--- Aufgaben zur Übung ---
[1] Wann und wo lebte Sissa ibn Dabir laut dem Text zur Analyse?
[2] Schreiben Sie aus dem Text zur Analyse den Abschnitt von „Bei der durch“ bis „Feiern nicht ein.“ wortgetreu ab.

--- Text zur Analyse ---
· · · · ·
Bei der durch das Coronavirus ausgelösten Krankheit Covid-19 kann das zu noch fataleren Fehleinschätzungen führen. Wer am Anfang einer Epidemie nicht rigoros mit Testverfahren oder Sperrzonen durchgreift, riskiert schnell die Durchseuchung der gesamten Bevölkerung – ohne Impfstoff und ausreichende Krankenhauskapazitäten. Das passierte ganz am Anfang der Pandemie und auch jetzt wieder – bis vor Kurzem. Obwohl die Fallzahlen seit Wochen steigen, wurde das Gesamtgeschehen vernachlässigt. Kommunen schritten bei massiven Verstößen gegen Hygieneregeln bei Partys oder gegen die Obergrenze bei privaten Feiern nicht ein.
Die Dynamik hat sich jetzt verselbstständigt. Dabei ist die Mathematik
der Exponentialfunktion immer dieselbe. Vereinfacht funktioniert die Logik nach der berühmten Legende um Sissa ibn Dabir, der im dritten oder vierten Jahrhundert nach Christus in Indien lebte und angeblich das Schachspiel erfand. Weil sein König von diesem Einfall so angetan war, gewährte er dem Gelehrten gönnerhaft einen Wunsch. Sissa verlangte, der Maharadscha möge ihm aus den königlichen Kornkammern ein Weizenkorn auf das erste Feld des Schachbretts setzen, dann die doppelte Menge, also zwei Körner, auf das nächste, darauf wiederum die doppelte Menge auf das dritte Feld, bis alle Felder des Schachbretts gefüllt seien. Der König fühlte sich wegen des allzu bescheidenen Wunsches beleidigt. Der Legende nach war er so aufgebracht, dass er Sissa töten lassen wollte. Nur seinen Wunsch sollte er noch vorher erfüllt bekommen.
· · · · ·
--- Auflistung der Daten ---

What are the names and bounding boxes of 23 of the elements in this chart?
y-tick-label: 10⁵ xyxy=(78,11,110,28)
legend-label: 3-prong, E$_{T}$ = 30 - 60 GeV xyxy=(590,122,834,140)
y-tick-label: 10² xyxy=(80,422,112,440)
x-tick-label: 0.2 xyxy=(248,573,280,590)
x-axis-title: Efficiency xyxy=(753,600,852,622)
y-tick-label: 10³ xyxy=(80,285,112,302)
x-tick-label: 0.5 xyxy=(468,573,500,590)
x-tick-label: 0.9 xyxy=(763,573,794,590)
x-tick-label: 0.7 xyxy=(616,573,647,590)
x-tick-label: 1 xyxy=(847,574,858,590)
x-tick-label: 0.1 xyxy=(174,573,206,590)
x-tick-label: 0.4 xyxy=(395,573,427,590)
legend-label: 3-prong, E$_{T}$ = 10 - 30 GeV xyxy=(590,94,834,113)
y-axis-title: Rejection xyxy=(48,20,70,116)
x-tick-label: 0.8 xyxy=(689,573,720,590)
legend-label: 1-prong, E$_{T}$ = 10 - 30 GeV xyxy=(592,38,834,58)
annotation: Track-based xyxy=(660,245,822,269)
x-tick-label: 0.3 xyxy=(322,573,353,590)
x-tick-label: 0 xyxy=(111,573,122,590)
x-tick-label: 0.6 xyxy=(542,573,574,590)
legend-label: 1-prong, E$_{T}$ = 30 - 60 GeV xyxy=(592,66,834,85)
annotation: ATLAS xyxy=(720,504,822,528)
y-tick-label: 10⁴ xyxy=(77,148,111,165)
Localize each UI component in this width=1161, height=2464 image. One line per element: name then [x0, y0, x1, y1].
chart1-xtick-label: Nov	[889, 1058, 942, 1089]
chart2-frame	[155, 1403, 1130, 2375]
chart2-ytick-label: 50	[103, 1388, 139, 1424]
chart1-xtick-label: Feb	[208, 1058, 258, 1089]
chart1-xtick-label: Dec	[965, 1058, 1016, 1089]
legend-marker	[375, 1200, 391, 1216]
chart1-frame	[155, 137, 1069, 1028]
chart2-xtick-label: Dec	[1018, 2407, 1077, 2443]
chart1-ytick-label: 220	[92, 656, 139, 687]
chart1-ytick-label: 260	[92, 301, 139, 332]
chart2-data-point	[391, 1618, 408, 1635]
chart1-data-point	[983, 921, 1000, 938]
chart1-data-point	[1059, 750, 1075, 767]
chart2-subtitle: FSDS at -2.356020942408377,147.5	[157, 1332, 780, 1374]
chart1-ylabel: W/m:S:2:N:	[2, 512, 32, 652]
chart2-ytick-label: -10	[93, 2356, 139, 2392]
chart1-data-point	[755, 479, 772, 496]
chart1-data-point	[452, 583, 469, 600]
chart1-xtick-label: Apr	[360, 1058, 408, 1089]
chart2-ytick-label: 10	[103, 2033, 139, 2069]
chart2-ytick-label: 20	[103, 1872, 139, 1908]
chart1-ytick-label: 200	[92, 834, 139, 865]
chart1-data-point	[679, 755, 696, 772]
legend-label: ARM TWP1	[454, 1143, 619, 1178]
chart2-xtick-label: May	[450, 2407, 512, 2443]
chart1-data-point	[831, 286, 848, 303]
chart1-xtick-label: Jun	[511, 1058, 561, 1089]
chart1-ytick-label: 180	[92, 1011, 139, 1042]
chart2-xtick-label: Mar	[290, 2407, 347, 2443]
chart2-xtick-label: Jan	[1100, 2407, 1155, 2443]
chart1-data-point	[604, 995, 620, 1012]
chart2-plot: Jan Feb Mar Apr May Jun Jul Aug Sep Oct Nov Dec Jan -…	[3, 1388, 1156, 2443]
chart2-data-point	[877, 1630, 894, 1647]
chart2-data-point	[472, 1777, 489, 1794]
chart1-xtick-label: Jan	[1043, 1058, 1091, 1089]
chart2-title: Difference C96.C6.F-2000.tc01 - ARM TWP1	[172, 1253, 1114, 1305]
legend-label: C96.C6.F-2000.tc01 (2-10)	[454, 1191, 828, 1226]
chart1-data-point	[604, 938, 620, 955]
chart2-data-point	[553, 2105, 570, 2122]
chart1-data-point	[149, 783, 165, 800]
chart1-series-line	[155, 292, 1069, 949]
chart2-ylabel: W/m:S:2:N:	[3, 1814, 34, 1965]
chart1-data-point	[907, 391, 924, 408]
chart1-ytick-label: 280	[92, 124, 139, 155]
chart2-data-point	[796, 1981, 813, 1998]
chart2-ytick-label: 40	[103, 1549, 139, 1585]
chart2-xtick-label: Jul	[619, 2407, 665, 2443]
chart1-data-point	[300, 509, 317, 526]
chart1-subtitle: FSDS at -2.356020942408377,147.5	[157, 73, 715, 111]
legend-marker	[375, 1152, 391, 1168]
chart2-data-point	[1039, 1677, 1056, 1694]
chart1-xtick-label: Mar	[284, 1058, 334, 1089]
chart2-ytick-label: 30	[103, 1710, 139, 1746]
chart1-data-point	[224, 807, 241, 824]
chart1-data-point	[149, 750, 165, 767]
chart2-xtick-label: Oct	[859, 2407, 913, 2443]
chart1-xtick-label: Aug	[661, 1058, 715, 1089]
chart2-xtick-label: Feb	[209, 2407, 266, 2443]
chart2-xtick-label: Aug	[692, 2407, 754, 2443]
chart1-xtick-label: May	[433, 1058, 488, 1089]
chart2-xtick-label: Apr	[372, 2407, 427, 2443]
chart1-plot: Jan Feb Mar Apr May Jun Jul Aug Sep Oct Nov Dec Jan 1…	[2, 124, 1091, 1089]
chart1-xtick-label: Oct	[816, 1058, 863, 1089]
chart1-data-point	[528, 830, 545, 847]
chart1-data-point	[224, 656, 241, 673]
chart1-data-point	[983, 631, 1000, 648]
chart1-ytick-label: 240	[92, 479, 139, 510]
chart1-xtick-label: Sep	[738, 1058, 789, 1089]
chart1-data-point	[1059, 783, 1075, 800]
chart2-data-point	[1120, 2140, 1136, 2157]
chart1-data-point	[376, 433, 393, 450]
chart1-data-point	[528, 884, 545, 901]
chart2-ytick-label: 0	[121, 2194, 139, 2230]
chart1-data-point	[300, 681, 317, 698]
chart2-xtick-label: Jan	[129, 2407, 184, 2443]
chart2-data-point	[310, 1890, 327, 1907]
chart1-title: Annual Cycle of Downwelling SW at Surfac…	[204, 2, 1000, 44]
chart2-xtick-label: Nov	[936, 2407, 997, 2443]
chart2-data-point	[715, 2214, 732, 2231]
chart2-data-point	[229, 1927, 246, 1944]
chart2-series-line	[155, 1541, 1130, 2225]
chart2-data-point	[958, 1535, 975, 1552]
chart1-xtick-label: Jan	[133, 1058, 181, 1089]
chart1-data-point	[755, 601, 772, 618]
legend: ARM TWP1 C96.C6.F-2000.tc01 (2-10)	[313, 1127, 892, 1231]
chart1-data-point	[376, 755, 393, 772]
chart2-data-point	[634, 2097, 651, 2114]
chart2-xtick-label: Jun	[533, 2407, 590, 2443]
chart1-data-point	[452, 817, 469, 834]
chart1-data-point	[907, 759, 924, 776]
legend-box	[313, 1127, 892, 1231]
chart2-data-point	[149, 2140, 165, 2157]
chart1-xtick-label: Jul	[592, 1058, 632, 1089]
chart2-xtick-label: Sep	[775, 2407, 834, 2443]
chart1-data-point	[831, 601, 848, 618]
· · · · ·
--- Die Lösungen ---
[1] Er lebte im dritten oder vierten Jahrhundert nach Christus in Indien.

[2]
Bei der durch das Coronavirus ausgelösten Krankheit Covid-19 kann das zu noch fataleren Fehleinschätzungen führen. Wer am Anfang einer Epidemie nicht rigoros mit Testverfahren oder Sperrzonen durchgreift, riskiert schnell die Durchseuchung der gesamten Bevölkerung – ohne Impfstoff und ausreichende Krankenhauskapazitäten. Das passierte ganz am Anfang der Pandemie und auch jetzt wieder – bis vor Kurzem. Obwohl die Fallzahlen seit Wochen steigen, wurde das Gesamtgeschehen vernachlässigt. Kommunen schritten bei massiven Verstößen gegen Hygieneregeln bei Partys oder gegen die Obergrenze bei privaten Feiern nicht ein.